EXERCISE BRIEF:
In the entries below, count every line with the string "xlabel". State the count and nothing else.

INFORMATION SHOWN:

** START **

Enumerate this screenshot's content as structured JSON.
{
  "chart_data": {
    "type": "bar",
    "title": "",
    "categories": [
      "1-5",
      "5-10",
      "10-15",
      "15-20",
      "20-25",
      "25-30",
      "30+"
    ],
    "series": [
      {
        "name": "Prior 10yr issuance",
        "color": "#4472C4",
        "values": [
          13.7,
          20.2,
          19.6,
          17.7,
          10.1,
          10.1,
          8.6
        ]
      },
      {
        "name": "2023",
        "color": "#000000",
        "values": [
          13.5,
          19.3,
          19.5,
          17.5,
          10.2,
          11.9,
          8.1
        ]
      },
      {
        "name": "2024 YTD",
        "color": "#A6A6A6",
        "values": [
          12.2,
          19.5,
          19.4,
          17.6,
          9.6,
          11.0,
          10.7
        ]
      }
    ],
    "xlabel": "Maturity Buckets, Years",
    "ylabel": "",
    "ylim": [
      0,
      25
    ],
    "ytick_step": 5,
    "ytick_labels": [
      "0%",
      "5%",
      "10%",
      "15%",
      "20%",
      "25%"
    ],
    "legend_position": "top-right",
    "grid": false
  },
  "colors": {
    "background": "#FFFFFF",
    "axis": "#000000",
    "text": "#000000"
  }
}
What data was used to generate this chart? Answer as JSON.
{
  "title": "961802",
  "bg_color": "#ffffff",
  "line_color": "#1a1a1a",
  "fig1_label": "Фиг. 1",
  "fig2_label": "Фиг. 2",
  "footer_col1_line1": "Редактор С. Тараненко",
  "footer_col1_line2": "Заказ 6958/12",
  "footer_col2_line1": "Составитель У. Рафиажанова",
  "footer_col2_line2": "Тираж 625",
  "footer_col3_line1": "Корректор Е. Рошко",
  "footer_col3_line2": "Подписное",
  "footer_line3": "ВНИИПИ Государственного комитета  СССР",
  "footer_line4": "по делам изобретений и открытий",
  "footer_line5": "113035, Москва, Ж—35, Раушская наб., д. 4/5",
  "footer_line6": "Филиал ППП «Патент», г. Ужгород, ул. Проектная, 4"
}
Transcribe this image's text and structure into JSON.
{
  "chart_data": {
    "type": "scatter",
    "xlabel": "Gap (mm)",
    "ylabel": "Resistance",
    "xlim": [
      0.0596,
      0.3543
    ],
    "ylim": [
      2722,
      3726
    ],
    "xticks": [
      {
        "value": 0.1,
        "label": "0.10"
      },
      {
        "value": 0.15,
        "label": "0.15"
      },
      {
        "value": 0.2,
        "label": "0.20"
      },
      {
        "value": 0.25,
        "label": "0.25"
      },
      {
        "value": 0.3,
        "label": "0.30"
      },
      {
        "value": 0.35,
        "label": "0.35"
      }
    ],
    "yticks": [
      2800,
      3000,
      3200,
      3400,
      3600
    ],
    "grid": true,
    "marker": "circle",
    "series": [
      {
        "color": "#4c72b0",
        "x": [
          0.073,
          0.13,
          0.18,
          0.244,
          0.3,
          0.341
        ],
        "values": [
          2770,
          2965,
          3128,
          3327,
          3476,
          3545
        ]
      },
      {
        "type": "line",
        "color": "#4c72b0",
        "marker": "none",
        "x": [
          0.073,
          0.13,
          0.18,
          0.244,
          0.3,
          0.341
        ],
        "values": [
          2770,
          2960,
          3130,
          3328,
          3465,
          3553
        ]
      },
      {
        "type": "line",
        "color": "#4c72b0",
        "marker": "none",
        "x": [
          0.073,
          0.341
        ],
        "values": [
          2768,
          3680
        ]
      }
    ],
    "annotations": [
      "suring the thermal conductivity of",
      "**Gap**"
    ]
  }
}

** END **

EXPECTED ANSWER:
2